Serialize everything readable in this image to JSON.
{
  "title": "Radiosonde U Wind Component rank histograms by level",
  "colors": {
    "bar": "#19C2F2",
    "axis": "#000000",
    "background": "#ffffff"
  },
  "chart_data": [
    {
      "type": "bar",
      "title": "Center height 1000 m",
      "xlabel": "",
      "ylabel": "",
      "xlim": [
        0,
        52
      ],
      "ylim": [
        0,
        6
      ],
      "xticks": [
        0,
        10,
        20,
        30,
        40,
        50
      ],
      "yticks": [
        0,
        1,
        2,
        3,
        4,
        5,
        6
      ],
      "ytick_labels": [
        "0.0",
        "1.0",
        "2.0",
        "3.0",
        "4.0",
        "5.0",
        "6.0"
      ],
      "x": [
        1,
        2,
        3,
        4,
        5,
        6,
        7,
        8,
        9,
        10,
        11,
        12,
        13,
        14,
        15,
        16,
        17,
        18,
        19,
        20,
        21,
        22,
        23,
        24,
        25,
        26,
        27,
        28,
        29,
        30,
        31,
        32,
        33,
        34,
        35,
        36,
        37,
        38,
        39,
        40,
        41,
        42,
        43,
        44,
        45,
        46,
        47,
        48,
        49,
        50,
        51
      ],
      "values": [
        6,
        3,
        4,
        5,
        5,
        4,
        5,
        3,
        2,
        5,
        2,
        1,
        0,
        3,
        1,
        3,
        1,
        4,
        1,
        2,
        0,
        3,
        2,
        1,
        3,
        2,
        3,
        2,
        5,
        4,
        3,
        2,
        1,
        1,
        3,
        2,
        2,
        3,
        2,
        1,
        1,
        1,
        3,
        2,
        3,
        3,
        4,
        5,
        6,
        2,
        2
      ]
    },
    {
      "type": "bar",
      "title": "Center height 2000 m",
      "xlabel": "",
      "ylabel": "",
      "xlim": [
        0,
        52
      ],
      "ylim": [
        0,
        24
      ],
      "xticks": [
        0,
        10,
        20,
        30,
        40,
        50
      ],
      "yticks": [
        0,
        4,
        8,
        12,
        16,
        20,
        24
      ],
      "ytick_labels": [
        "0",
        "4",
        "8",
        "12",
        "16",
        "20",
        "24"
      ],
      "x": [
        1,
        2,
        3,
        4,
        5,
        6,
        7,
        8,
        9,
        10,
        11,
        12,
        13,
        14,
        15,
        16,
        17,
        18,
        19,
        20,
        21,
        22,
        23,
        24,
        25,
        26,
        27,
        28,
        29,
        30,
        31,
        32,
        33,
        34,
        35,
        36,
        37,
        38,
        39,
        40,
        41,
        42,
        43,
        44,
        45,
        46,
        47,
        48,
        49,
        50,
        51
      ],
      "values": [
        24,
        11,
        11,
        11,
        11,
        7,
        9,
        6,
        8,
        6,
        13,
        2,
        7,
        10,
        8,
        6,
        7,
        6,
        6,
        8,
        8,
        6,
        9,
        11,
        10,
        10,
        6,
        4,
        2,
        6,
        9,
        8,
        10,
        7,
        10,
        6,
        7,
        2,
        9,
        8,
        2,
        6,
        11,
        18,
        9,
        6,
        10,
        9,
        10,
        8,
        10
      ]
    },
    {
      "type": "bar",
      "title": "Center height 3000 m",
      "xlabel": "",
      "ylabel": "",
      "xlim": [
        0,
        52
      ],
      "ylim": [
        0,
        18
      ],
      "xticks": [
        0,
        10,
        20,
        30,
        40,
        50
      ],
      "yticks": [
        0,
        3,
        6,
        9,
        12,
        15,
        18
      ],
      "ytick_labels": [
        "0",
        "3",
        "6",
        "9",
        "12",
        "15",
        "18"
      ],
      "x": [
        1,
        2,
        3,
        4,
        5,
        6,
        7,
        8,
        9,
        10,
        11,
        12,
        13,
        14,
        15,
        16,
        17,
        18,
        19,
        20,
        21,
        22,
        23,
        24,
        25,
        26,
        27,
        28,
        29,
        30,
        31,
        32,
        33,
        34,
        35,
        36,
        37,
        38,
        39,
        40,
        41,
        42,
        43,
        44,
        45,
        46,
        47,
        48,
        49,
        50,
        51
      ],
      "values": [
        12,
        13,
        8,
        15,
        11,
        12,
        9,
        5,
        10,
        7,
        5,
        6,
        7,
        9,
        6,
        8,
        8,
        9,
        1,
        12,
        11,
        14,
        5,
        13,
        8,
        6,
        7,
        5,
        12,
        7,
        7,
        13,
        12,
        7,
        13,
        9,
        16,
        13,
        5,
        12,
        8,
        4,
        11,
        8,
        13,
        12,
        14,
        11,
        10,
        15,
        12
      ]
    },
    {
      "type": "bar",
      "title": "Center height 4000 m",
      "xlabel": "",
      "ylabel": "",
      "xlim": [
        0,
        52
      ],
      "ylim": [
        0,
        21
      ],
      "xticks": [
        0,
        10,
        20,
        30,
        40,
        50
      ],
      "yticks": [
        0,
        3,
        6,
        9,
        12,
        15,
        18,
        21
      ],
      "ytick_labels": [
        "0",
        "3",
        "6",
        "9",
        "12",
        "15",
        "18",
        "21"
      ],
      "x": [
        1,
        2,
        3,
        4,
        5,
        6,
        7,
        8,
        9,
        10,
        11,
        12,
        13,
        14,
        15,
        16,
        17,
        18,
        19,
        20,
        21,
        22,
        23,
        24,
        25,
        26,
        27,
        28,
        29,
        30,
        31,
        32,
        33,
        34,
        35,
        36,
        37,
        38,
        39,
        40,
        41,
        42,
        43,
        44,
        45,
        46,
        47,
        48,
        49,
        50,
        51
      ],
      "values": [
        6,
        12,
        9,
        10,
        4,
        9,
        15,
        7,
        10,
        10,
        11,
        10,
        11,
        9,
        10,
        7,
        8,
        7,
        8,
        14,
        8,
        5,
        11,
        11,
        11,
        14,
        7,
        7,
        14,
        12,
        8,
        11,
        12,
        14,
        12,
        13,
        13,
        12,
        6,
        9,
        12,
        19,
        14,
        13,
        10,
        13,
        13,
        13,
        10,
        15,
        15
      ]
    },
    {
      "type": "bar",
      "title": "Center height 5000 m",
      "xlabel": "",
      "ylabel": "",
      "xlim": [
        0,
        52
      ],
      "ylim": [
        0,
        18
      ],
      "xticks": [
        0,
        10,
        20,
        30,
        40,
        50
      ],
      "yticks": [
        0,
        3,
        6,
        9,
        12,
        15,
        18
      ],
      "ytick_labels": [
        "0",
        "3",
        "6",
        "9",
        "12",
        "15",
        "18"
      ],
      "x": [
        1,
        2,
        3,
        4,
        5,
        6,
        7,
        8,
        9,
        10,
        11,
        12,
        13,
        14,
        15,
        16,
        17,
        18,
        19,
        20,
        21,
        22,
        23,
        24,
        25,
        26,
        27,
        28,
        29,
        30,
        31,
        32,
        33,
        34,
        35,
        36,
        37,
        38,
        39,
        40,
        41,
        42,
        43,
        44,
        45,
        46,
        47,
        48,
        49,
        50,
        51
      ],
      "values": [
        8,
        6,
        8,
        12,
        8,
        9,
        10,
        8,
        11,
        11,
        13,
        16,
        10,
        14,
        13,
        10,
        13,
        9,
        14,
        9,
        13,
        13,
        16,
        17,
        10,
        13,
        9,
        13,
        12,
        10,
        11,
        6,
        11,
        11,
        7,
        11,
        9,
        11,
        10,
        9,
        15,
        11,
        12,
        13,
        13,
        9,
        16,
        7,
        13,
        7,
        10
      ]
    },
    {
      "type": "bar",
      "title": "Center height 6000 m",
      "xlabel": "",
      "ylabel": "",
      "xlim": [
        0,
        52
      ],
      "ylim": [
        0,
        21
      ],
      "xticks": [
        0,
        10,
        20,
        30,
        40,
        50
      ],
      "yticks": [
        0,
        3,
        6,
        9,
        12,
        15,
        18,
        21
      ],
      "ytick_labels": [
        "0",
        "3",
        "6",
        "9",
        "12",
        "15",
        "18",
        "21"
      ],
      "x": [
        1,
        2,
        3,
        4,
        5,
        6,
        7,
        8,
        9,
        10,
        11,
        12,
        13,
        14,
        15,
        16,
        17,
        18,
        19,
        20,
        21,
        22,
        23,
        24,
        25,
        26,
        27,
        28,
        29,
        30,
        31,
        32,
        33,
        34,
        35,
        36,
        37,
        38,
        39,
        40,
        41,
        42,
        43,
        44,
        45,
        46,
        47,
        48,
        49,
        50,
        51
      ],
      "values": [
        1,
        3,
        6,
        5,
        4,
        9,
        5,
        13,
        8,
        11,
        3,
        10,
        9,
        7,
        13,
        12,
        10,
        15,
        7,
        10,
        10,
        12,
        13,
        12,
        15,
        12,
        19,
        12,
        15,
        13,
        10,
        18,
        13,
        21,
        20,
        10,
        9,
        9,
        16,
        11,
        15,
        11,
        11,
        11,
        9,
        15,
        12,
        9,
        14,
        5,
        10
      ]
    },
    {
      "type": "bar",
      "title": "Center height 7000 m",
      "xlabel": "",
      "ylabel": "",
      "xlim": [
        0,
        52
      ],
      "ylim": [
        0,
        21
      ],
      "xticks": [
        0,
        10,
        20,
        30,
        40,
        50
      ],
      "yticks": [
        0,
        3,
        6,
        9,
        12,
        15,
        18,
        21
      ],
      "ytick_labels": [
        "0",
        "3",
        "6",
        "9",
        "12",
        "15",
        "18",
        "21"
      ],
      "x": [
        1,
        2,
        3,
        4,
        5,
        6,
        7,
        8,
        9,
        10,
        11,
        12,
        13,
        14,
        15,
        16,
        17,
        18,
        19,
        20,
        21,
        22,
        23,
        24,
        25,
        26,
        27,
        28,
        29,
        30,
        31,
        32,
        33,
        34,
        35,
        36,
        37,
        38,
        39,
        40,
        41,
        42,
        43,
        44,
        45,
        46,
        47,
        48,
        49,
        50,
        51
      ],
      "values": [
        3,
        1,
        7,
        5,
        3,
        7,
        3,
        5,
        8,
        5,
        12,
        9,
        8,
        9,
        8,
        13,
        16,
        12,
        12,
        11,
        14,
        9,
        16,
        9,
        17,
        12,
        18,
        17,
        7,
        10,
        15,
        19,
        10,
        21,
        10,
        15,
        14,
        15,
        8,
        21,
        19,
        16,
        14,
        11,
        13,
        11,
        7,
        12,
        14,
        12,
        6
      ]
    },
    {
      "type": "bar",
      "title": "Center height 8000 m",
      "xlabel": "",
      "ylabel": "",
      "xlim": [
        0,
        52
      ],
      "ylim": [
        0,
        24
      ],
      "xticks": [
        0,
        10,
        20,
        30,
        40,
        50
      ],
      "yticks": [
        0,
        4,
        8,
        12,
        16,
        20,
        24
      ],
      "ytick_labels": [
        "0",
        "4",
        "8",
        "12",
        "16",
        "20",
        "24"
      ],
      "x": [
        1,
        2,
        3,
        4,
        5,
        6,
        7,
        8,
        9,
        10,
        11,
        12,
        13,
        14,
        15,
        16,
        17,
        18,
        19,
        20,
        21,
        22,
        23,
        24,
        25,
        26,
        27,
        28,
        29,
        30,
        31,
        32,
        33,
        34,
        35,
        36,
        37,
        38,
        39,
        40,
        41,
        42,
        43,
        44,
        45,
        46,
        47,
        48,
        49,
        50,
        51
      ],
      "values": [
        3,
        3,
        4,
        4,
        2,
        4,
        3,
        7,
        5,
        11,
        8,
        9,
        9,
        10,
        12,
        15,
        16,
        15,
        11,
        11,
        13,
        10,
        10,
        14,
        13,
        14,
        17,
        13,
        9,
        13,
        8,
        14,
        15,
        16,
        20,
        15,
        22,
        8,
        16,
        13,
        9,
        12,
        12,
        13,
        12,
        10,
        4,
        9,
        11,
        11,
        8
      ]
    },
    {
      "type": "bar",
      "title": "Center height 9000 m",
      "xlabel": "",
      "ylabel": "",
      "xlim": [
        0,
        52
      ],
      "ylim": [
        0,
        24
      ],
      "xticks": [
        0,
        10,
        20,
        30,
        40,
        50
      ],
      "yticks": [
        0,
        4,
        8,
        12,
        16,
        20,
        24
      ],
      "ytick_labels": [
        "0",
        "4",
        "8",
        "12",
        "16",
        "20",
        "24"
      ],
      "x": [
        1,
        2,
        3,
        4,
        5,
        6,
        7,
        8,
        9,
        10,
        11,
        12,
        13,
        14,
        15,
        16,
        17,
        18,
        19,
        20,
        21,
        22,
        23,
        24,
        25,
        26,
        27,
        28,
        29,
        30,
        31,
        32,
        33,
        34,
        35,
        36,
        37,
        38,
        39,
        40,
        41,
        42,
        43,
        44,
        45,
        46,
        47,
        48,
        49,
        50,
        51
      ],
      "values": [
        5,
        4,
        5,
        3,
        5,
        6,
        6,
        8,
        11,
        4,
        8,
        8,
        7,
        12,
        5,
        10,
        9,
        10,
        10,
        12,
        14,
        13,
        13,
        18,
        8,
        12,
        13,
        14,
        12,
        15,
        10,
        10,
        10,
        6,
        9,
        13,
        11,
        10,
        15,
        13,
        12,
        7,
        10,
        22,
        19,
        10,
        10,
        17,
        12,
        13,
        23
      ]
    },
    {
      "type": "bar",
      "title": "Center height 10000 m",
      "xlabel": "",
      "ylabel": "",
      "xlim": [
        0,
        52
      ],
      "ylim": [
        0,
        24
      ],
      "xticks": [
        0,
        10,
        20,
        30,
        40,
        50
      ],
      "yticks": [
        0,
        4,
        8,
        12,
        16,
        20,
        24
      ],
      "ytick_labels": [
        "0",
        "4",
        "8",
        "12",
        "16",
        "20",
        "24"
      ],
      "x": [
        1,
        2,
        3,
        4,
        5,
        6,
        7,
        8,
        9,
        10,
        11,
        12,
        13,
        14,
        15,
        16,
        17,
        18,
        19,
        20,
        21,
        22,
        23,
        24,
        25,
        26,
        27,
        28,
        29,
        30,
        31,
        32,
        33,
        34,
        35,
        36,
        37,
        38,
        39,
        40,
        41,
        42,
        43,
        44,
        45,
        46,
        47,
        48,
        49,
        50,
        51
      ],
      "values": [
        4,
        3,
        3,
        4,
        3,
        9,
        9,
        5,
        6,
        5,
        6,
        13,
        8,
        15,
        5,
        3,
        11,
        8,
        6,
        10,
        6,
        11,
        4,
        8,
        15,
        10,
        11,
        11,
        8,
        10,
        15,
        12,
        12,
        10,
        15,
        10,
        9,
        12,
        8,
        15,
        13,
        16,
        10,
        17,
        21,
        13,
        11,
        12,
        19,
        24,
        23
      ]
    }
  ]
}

^^^^^^^^

Problem details:
Pull every line holding "height" out of the records.

Result for this task:
      "title": "Center height 1000 m",
      "title": "Center height 2000 m",
      "title": "Center height 3000 m",
      "title": "Center height 4000 m",
      "title": "Center height 5000 m",
      "title": "Center height 6000 m",
      "title": "Center height 7000 m",
      "title": "Center height 8000 m",
      "title": "Center height 9000 m",
      "title": "Center height 10000 m",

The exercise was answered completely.